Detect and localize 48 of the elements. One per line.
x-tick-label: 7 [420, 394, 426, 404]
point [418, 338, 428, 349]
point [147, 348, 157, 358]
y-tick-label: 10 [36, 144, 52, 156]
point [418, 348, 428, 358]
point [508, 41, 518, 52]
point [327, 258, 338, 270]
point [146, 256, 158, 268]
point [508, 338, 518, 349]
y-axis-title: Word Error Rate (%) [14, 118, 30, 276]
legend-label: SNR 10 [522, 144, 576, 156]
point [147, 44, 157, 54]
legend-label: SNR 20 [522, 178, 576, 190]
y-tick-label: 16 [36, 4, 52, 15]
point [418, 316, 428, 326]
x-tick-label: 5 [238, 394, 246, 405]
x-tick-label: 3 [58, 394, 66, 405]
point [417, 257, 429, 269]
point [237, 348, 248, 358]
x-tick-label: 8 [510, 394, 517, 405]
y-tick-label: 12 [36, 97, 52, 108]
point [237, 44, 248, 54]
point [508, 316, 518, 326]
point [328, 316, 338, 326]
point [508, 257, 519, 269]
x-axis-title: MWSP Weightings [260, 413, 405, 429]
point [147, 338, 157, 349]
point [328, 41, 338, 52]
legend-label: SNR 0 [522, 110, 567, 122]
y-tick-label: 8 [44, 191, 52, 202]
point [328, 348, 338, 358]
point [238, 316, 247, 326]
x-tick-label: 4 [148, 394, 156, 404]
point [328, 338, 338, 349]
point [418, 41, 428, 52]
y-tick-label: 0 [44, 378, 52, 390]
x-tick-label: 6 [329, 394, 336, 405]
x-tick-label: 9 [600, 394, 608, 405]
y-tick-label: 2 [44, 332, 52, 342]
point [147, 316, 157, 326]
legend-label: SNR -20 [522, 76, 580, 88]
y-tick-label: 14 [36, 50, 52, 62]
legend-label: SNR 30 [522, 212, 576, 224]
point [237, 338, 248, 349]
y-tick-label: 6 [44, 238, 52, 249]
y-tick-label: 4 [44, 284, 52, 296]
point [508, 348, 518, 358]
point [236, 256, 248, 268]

> **WHAT NEEDS TO BE DONE**
Rewrite all the rows above, swapping every "point" for "marker" and leaving everything else as it is.

> **OUTPUT**
Detect and localize 48 of the elements. One per line.
x-tick-label: 7 [420, 394, 426, 404]
marker [418, 338, 428, 349]
marker [147, 348, 157, 358]
y-tick-label: 10 [36, 144, 52, 156]
marker [418, 348, 428, 358]
marker [508, 41, 518, 52]
marker [327, 258, 338, 270]
marker [146, 256, 158, 268]
marker [508, 338, 518, 349]
y-axis-title: Word Error Rate (%) [14, 118, 30, 276]
legend-label: SNR 10 [522, 144, 576, 156]
marker [147, 44, 157, 54]
legend-label: SNR 20 [522, 178, 576, 190]
y-tick-label: 16 [36, 4, 52, 15]
marker [418, 316, 428, 326]
x-tick-label: 5 [238, 394, 246, 405]
x-tick-label: 3 [58, 394, 66, 405]
marker [417, 257, 429, 269]
marker [237, 348, 248, 358]
x-tick-label: 8 [510, 394, 517, 405]
y-tick-label: 12 [36, 97, 52, 108]
marker [237, 44, 248, 54]
marker [508, 316, 518, 326]
marker [328, 316, 338, 326]
marker [508, 257, 519, 269]
x-axis-title: MWSP Weightings [260, 413, 405, 429]
marker [147, 338, 157, 349]
marker [328, 41, 338, 52]
legend-label: SNR 0 [522, 110, 567, 122]
y-tick-label: 8 [44, 191, 52, 202]
marker [328, 348, 338, 358]
marker [238, 316, 247, 326]
x-tick-label: 4 [148, 394, 156, 404]
marker [328, 338, 338, 349]
marker [418, 41, 428, 52]
y-tick-label: 0 [44, 378, 52, 390]
x-tick-label: 6 [329, 394, 336, 405]
x-tick-label: 9 [600, 394, 608, 405]
y-tick-label: 2 [44, 332, 52, 342]
marker [147, 316, 157, 326]
legend-label: SNR -20 [522, 76, 580, 88]
y-tick-label: 14 [36, 50, 52, 62]
legend-label: SNR 30 [522, 212, 576, 224]
marker [237, 338, 248, 349]
y-tick-label: 6 [44, 238, 52, 249]
y-tick-label: 4 [44, 284, 52, 296]
marker [508, 348, 518, 358]
marker [236, 256, 248, 268]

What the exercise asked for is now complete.